Show only lines that include "COMMENCE".

[Data records]
--------
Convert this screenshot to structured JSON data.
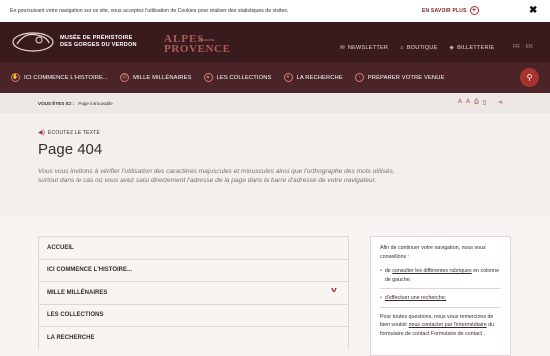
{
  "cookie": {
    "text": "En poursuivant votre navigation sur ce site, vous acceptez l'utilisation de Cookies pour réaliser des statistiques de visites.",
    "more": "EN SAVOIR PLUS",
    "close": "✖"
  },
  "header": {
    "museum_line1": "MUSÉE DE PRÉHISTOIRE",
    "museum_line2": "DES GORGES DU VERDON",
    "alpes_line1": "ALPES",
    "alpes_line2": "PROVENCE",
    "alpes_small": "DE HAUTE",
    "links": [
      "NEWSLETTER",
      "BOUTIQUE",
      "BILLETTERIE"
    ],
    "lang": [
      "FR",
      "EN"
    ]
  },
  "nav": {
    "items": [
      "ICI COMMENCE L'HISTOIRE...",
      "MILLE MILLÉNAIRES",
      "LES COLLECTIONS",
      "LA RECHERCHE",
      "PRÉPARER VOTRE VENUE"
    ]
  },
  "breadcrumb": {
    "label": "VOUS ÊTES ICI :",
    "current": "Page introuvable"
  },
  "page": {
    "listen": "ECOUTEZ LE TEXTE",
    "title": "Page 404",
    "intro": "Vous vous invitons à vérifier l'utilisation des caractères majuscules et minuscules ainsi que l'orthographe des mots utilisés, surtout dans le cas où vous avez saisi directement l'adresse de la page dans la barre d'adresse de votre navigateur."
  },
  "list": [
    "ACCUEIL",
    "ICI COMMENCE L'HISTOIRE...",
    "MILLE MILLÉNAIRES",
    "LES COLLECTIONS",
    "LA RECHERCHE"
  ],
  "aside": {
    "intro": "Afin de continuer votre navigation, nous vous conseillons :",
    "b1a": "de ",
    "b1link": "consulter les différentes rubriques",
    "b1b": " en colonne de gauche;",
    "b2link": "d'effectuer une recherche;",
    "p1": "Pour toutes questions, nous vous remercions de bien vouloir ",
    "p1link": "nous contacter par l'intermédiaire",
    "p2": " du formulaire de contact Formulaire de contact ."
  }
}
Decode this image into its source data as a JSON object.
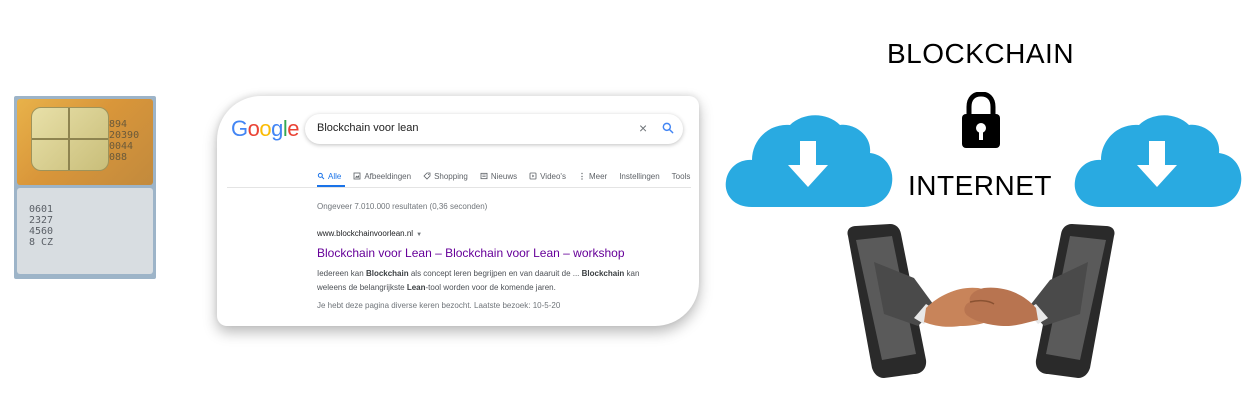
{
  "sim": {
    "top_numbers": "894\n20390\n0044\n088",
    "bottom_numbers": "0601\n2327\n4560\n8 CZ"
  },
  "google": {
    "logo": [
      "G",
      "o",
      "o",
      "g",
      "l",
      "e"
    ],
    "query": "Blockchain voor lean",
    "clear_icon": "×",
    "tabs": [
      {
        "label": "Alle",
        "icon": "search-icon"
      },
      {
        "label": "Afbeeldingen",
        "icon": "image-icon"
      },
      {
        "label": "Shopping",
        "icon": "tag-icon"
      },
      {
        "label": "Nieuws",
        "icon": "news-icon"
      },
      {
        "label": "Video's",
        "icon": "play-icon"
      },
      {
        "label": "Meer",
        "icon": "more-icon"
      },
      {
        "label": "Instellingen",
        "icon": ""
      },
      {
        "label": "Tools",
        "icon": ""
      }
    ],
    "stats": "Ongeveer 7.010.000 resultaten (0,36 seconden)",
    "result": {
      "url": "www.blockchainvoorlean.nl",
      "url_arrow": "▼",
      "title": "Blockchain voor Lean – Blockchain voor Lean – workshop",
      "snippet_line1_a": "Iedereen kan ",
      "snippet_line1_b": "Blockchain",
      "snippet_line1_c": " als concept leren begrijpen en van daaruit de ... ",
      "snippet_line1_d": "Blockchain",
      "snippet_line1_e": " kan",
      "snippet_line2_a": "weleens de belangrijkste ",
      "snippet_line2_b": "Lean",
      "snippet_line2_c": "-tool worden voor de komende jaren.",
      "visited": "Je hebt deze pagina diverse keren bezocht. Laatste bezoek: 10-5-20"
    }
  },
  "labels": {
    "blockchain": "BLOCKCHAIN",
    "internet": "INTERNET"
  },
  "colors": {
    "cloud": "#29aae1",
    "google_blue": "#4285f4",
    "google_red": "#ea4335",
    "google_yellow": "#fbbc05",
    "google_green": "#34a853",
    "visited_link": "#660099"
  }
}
--------
RESULT OF THIS TASK:
      "ICI COMMENCE L'HISTOIRE...",
    "ICI COMMENCE L'HISTOIRE...",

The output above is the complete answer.